Work required
Please format everything in the data below, from the line containing "fine-stripe xyxy=(69,162,72,199)" down to the line containing "fine-stripe xyxy=(21,87,24,124)", as a numbered list with both of those lines included and any blank lines left out.
start
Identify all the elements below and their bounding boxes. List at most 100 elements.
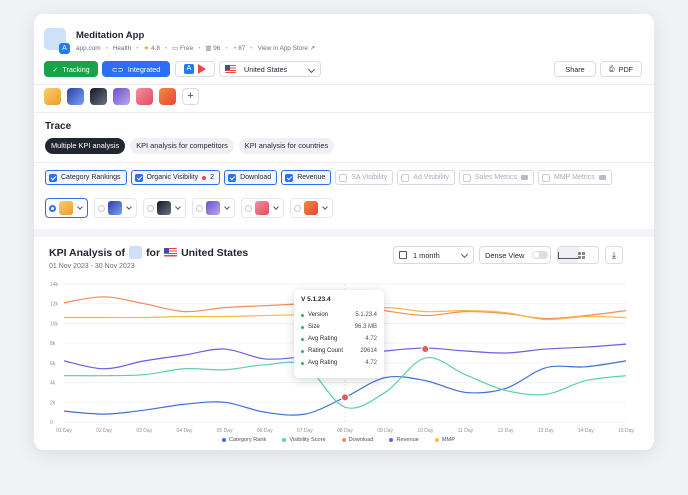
store-switcher[interactable]: A: [175, 61, 215, 77]
grid-view-button[interactable]: [578, 247, 598, 263]
x-tick-label: 06 Day: [257, 428, 273, 434]
pdf-button[interactable]: ⎙ PDF: [600, 61, 642, 77]
chart-view-button[interactable]: [558, 247, 578, 263]
app-selector-1[interactable]: [45, 198, 88, 218]
checkbox[interactable]: [228, 173, 237, 182]
rating-value: 4.8: [151, 45, 160, 52]
checkbox[interactable]: [541, 173, 550, 182]
app-selector-5[interactable]: [241, 198, 284, 218]
metric-sa-visibility[interactable]: SA Visibility: [335, 170, 394, 185]
y-tick-label: 2k: [50, 400, 56, 406]
share-button[interactable]: Share: [554, 61, 596, 77]
x-tick-label: 01 Day: [56, 428, 72, 434]
chevron-down-icon: [126, 204, 132, 210]
period-dropdown[interactable]: 1 month: [393, 246, 474, 264]
view-in-store-label: View in App Store: [257, 45, 308, 52]
radio[interactable]: [196, 204, 203, 212]
competitor-icon-3[interactable]: [90, 88, 107, 105]
metric-download[interactable]: Download: [224, 170, 278, 185]
bullet-icon: [301, 349, 304, 353]
download-button[interactable]: ⤓: [605, 246, 623, 264]
tab-multiple-kpi[interactable]: Multiple KPI analysis: [45, 138, 126, 154]
checkbox[interactable]: [339, 173, 348, 182]
metric-label: Revenue: [297, 174, 326, 181]
metric-label: Download: [240, 174, 272, 181]
checkbox[interactable]: [462, 173, 471, 182]
tooltip-label: Version: [308, 312, 329, 318]
checkbox[interactable]: [49, 173, 57, 182]
price-label: Free: [179, 45, 194, 52]
metric-organic-visibility[interactable]: Organic Visibility 2: [130, 170, 221, 185]
app-selector-3[interactable]: [143, 198, 186, 218]
metric-mmp-metrics[interactable]: MMP Metrics: [537, 170, 612, 185]
app-title: Meditation App: [76, 30, 145, 41]
lock-icon: [598, 175, 606, 180]
app-meta: app.com • Health • ★ 4.8 • ▭ Free • ▥ 96…: [76, 44, 315, 53]
tooltip-row: Avg Rating 4.72: [301, 357, 377, 369]
radio[interactable]: [245, 204, 252, 212]
competitor-icon-5[interactable]: [136, 88, 153, 105]
legend-item[interactable]: MMP: [434, 437, 455, 443]
add-competitor-button[interactable]: +: [182, 88, 199, 105]
google-play-icon[interactable]: [198, 64, 206, 74]
app-selector-6[interactable]: [290, 198, 333, 218]
competitor-icon-4[interactable]: [113, 88, 130, 105]
x-tick-label: 05 Day: [217, 428, 233, 434]
country-select[interactable]: United States: [219, 61, 321, 77]
divider: [34, 162, 654, 163]
radio[interactable]: [98, 204, 105, 212]
metric-label: Sales Metrics: [474, 174, 517, 181]
chart-legend: Category Rank Visibility Score Download …: [222, 437, 455, 443]
app-selector-2[interactable]: [94, 198, 137, 218]
view-in-store-link[interactable]: View in App Store ↗: [258, 44, 315, 52]
purple-app-icon: [206, 201, 220, 215]
link-icon: ⊂⊃: [111, 64, 124, 74]
blue-app-icon: [108, 201, 122, 215]
chevron-down-icon: [77, 204, 83, 210]
stat1-group: ▥ 96: [205, 44, 220, 52]
separator-dot: •: [105, 44, 108, 52]
radio[interactable]: [294, 204, 301, 212]
tab-kpi-competitors[interactable]: KPI analysis for competitors: [130, 138, 234, 154]
metric-revenue[interactable]: Revenue: [281, 170, 332, 185]
calendar-icon: [399, 251, 407, 259]
legend-item[interactable]: Revenue: [389, 437, 419, 443]
trace-tabs: Multiple KPI analysis KPI analysis for c…: [45, 138, 335, 154]
developer-link[interactable]: app.com: [76, 44, 101, 52]
metric-ad-visibility[interactable]: Ad Visibility: [397, 170, 455, 185]
y-tick-label: 12k: [50, 302, 59, 308]
app-icon: [129, 246, 143, 259]
checkbox[interactable]: [285, 173, 294, 182]
metric-category-rankings[interactable]: Category Rankings: [45, 170, 127, 185]
competitor-icon-6[interactable]: [159, 88, 176, 105]
tracking-button[interactable]: ✓ Tracking: [44, 61, 98, 77]
chevron-down-icon: [224, 204, 230, 210]
competitor-icon-1[interactable]: [44, 88, 61, 105]
chart-icon: [558, 251, 578, 259]
price-tag-icon: ▭: [172, 45, 179, 52]
tooltip-label: Size: [308, 324, 320, 330]
app-selector-4[interactable]: [192, 198, 235, 218]
tooltip-label: Avg Rating: [308, 336, 338, 342]
competitor-icon-2[interactable]: [67, 88, 84, 105]
kpi-title-prefix: KPI Analysis of: [49, 246, 126, 259]
x-tick-label: 08 Day: [337, 428, 353, 434]
dense-view-toggle[interactable]: Dense View: [479, 246, 551, 264]
app-store-badge-icon: A: [59, 43, 70, 54]
x-tick-label: 03 Day: [136, 428, 152, 434]
x-tick-label: 02 Day: [96, 428, 112, 434]
toggle-switch[interactable]: [532, 251, 549, 259]
radio[interactable]: [49, 204, 56, 212]
checkbox[interactable]: [134, 173, 143, 182]
integrated-button[interactable]: ⊂⊃ Integrated: [102, 61, 170, 77]
legend-item[interactable]: Category Rank: [222, 437, 266, 443]
metric-label: MMP Metrics: [553, 174, 595, 181]
app-store-icon[interactable]: A: [184, 64, 194, 74]
legend-item[interactable]: Download: [341, 437, 373, 443]
metric-sales-metrics[interactable]: Sales Metrics: [458, 170, 534, 185]
legend-swatch: [282, 438, 287, 442]
legend-item[interactable]: Visibility Score: [282, 437, 326, 443]
radio[interactable]: [147, 204, 154, 212]
tab-kpi-countries[interactable]: KPI analysis for countries: [238, 138, 335, 154]
checkbox[interactable]: [401, 173, 410, 182]
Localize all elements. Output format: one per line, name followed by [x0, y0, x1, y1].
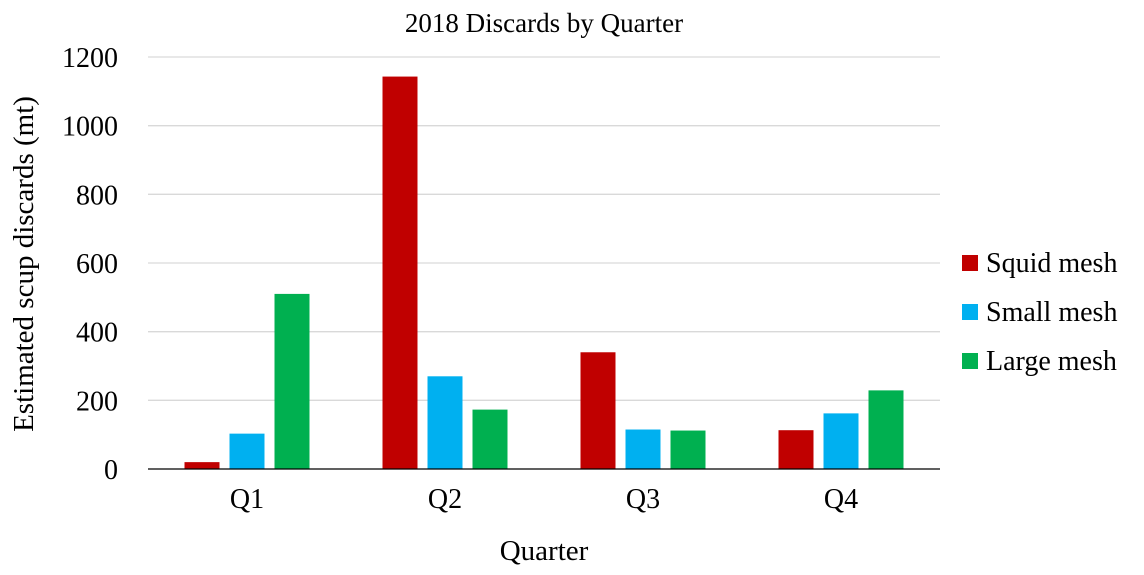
x-axis-title: Quarter: [500, 535, 589, 567]
chart-title: 2018 Discards by Quarter: [405, 8, 683, 38]
bar-squid-mesh-q3: [580, 352, 616, 469]
bar-large-mesh-q4: [868, 390, 904, 469]
x-tick-label: Q4: [824, 484, 858, 515]
x-tick-label: Q1: [230, 484, 264, 515]
bar-squid-mesh-q4: [778, 430, 814, 469]
x-tick-label: Q2: [428, 484, 462, 515]
legend-label: Large mesh: [986, 346, 1117, 377]
legend: Squid mesh Small mesh Large mesh: [962, 248, 1117, 377]
gridlines: [148, 56, 940, 401]
legend-swatch: [962, 304, 978, 320]
bar-small-mesh-q2: [427, 376, 463, 469]
y-tick-label: 0: [104, 455, 118, 486]
y-tick-label: 800: [76, 180, 118, 211]
y-tick-label: 1200: [62, 43, 118, 74]
bar-squid-mesh-q2: [382, 76, 418, 469]
y-tick-labels: 0 200 400 600 800 1000 1200: [62, 43, 118, 486]
y-tick-label: 1000: [62, 112, 118, 143]
bar-large-mesh-q1: [274, 293, 310, 469]
bar-small-mesh-q4: [823, 413, 859, 469]
legend-label: Squid mesh: [986, 248, 1117, 279]
x-tick-label: Q3: [626, 484, 660, 515]
x-tick-labels: Q1 Q2 Q3 Q4: [230, 484, 858, 515]
bar-squid-mesh-q1: [184, 462, 220, 469]
legend-label: Small mesh: [986, 297, 1117, 328]
y-tick-label: 200: [76, 386, 118, 417]
bar-small-mesh-q1: [229, 433, 265, 469]
bar-large-mesh-q2: [472, 409, 508, 469]
bar-small-mesh-q3: [625, 429, 661, 469]
bars: [184, 76, 904, 469]
legend-swatch: [962, 353, 978, 369]
legend-swatch: [962, 255, 978, 271]
y-tick-label: 600: [76, 249, 118, 280]
y-axis-title: Estimated scup discards (mt): [8, 96, 40, 432]
y-tick-label: 400: [76, 318, 118, 349]
bar-large-mesh-q3: [670, 430, 706, 469]
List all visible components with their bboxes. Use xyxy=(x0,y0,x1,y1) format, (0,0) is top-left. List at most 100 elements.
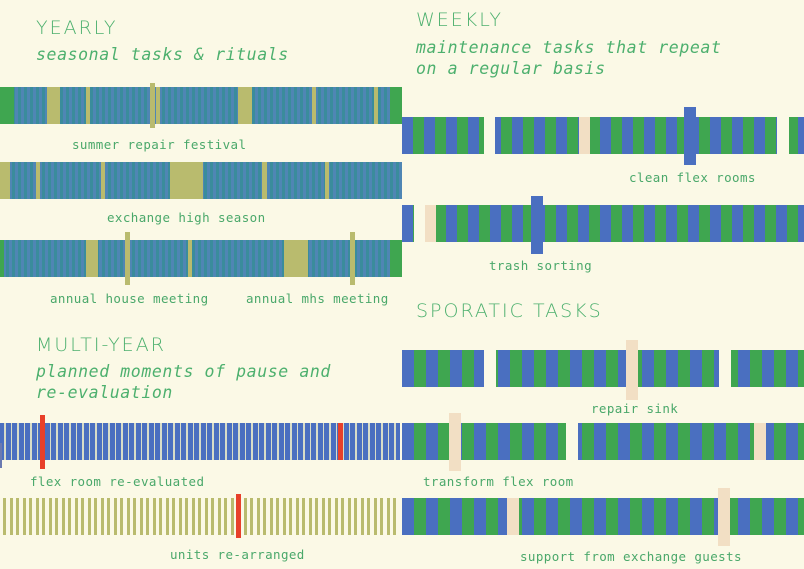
fine-stripe xyxy=(69,162,72,199)
week-stripe xyxy=(798,423,804,460)
fine-stripe xyxy=(360,162,363,199)
year-line xyxy=(218,423,220,460)
fine-stripe xyxy=(309,240,312,277)
year-line xyxy=(329,423,331,460)
task-marker-repair-sink xyxy=(626,340,638,400)
year-line xyxy=(270,423,272,460)
fine-stripe xyxy=(381,162,384,199)
year-line xyxy=(192,423,194,460)
fine-stripe xyxy=(3,240,6,277)
pause-marker-units xyxy=(236,494,241,538)
fine-stripe xyxy=(57,240,60,277)
week-stripe xyxy=(490,205,501,242)
year-line xyxy=(185,498,188,535)
fine-stripe xyxy=(312,162,315,199)
fine-stripe xyxy=(21,87,24,124)
week-stripe xyxy=(618,498,630,535)
year-line xyxy=(29,498,32,535)
fine-stripe xyxy=(159,162,162,199)
fine-stripe xyxy=(351,87,354,124)
week-stripe xyxy=(690,350,702,387)
fine-stripe xyxy=(354,162,357,199)
task-marker-support-from-exchange-guests xyxy=(718,488,730,546)
year-line xyxy=(69,423,71,460)
year-line xyxy=(75,423,77,460)
fine-stripe xyxy=(78,162,81,199)
fine-stripe xyxy=(87,162,90,199)
week-stripe xyxy=(642,498,654,535)
year-line xyxy=(263,498,266,535)
fine-stripe xyxy=(372,87,375,124)
week-stripe xyxy=(690,423,702,460)
week-stripe xyxy=(522,423,534,460)
week-stripe xyxy=(546,423,558,460)
sporadic-strip-2 xyxy=(402,413,804,471)
fine-stripe xyxy=(66,240,69,277)
fine-stripe xyxy=(15,87,18,124)
fine-stripe xyxy=(309,162,312,199)
year-line xyxy=(212,423,214,460)
fine-stripe xyxy=(342,87,345,124)
week-stripe xyxy=(798,205,804,242)
label-transform-flex-room: transform flex room xyxy=(423,474,574,489)
fine-stripe xyxy=(318,162,321,199)
year-line xyxy=(198,498,201,535)
year-line xyxy=(191,498,195,535)
week-stripe xyxy=(688,205,699,242)
year-line xyxy=(74,498,78,535)
year-line xyxy=(230,498,234,535)
fine-stripe xyxy=(54,240,57,277)
week-stripe xyxy=(570,498,582,535)
week-stripe xyxy=(414,350,426,387)
week-stripe xyxy=(611,205,622,242)
fine-stripe xyxy=(288,162,291,199)
week-stripe xyxy=(534,423,546,460)
week-stripe xyxy=(523,117,534,154)
year-line xyxy=(121,423,123,460)
fine-stripe xyxy=(357,87,360,124)
fine-stripe xyxy=(168,240,171,277)
ritual-bar xyxy=(325,162,329,199)
fine-stripe xyxy=(258,87,261,124)
label-clean-flex-rooms: clean flex rooms xyxy=(629,170,756,185)
fine-stripe xyxy=(399,162,402,199)
fine-stripe xyxy=(282,87,285,124)
fine-stripe xyxy=(330,240,333,277)
fine-stripe xyxy=(255,87,258,124)
fine-stripe xyxy=(96,162,99,199)
week-stripe xyxy=(655,117,666,154)
fine-stripe xyxy=(348,240,351,277)
week-stripe xyxy=(666,423,678,460)
fine-stripe xyxy=(378,87,381,124)
fine-stripe xyxy=(18,87,21,124)
fine-stripe xyxy=(366,162,369,199)
fine-stripe xyxy=(336,162,339,199)
ritual-bar xyxy=(36,162,40,199)
season-edge xyxy=(390,240,402,277)
week-stripe xyxy=(738,350,750,387)
fine-stripe xyxy=(384,87,387,124)
season-edge xyxy=(0,162,10,199)
fine-stripe xyxy=(378,162,381,199)
year-line xyxy=(380,498,383,535)
fine-stripe xyxy=(54,162,57,199)
week-stripe xyxy=(556,205,567,242)
fine-stripe xyxy=(204,240,207,277)
fine-stripe xyxy=(132,87,135,124)
fine-stripe xyxy=(177,240,180,277)
fine-stripe xyxy=(150,240,153,277)
year-line xyxy=(257,423,259,460)
year-line xyxy=(23,423,25,460)
week-stripe xyxy=(765,205,776,242)
fine-stripe xyxy=(219,87,222,124)
fine-stripe xyxy=(282,240,285,277)
multi-year-strip-2 xyxy=(0,494,400,538)
fine-stripe xyxy=(360,87,363,124)
week-stripe xyxy=(765,117,776,154)
fine-stripe xyxy=(321,240,324,277)
week-stripe xyxy=(501,205,512,242)
fine-stripe xyxy=(306,87,309,124)
week-stripe xyxy=(606,350,618,387)
fine-stripe xyxy=(114,240,117,277)
week-stripe xyxy=(474,350,486,387)
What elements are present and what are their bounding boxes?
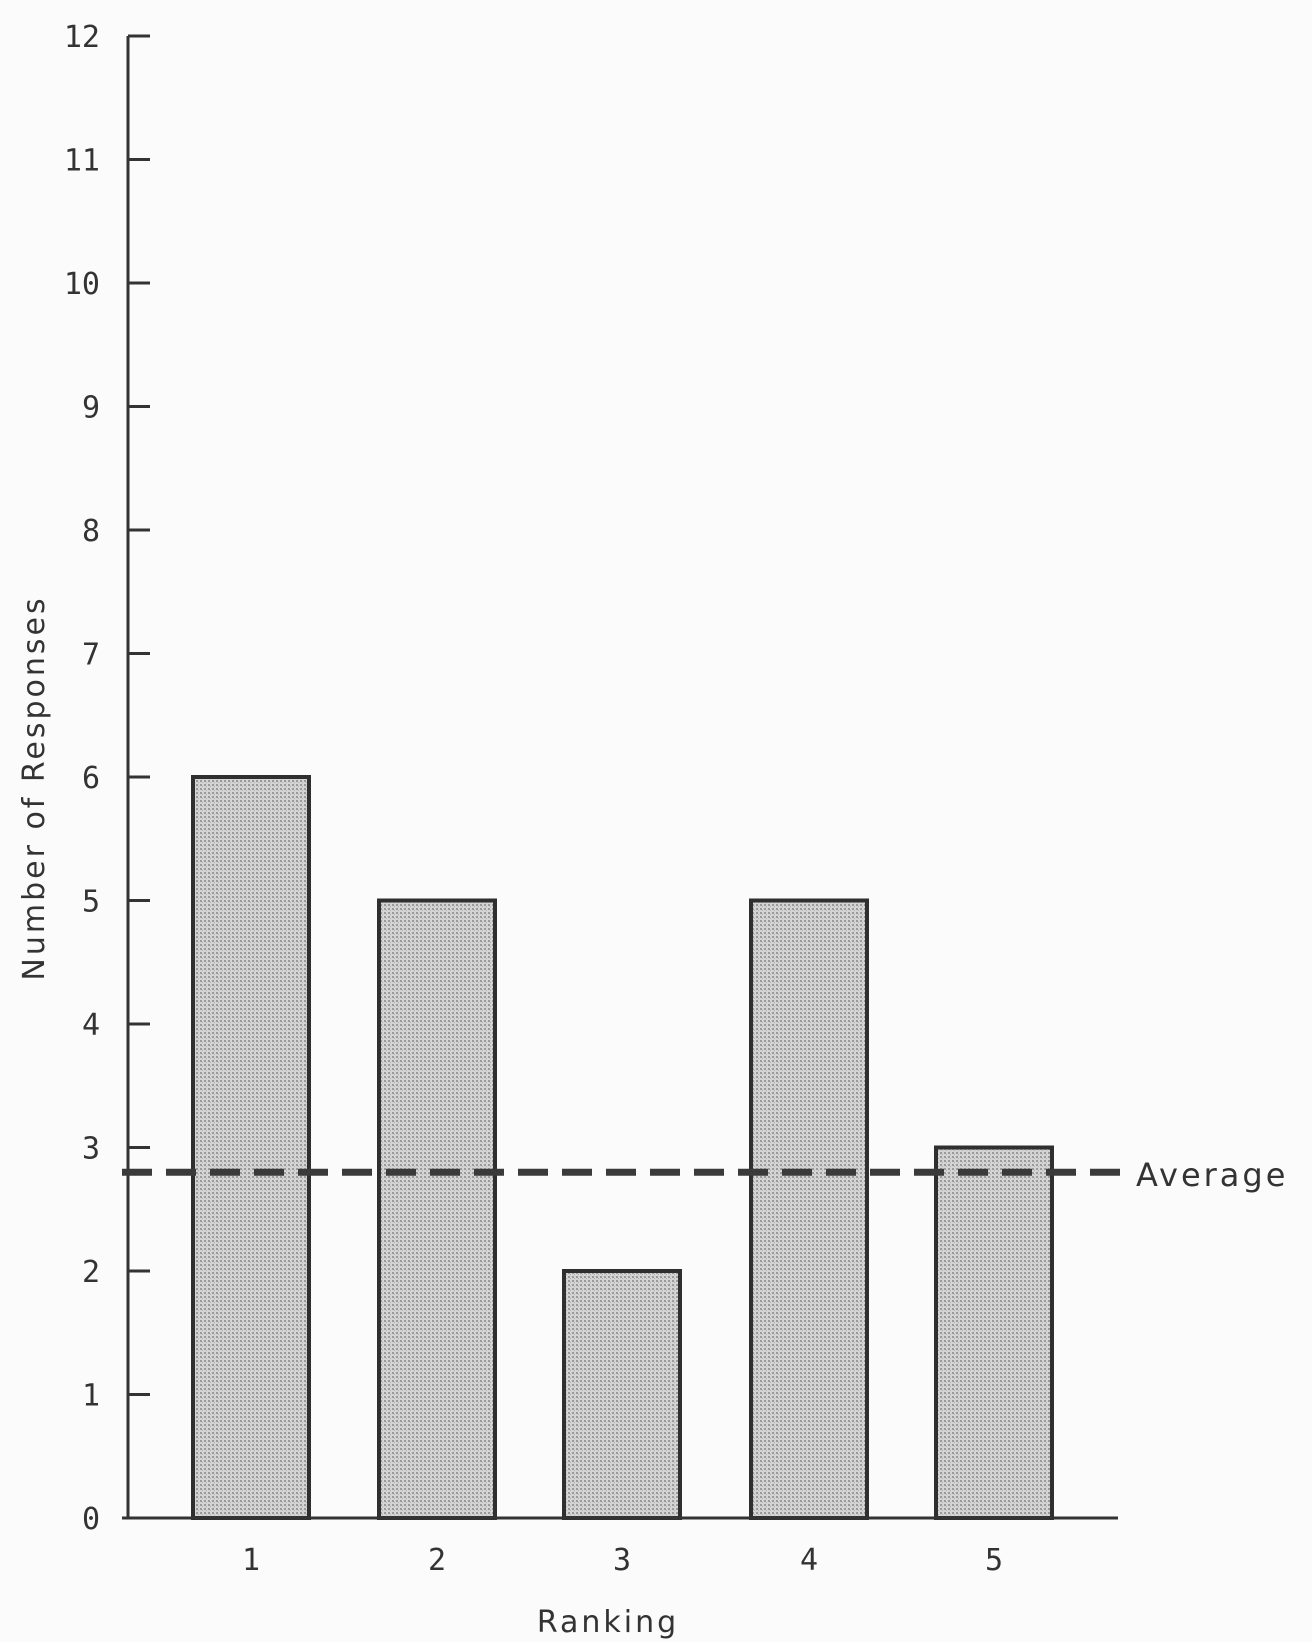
end
Correct response
1. fine-stripe xyxy=(69,162,72,199)
2. week-stripe xyxy=(798,423,804,460)
3. fine-stripe xyxy=(360,162,363,199)
4. year-line xyxy=(218,423,220,460)
5. fine-stripe xyxy=(309,240,312,277)
6. year-line xyxy=(329,423,331,460)
7. task-marker-repair-sink xyxy=(626,340,638,400)
8. year-line xyxy=(270,423,272,460)
9. fine-stripe xyxy=(381,162,384,199)
10. year-line xyxy=(192,423,194,460)
11. fine-stripe xyxy=(3,240,6,277)
12. pause-marker-units xyxy=(236,494,241,538)
13. fine-stripe xyxy=(57,240,60,277)
14. week-stripe xyxy=(490,205,501,242)
15. year-line xyxy=(185,498,188,535)
16. fine-stripe xyxy=(312,162,315,199)
17. fine-stripe xyxy=(21,87,24,124)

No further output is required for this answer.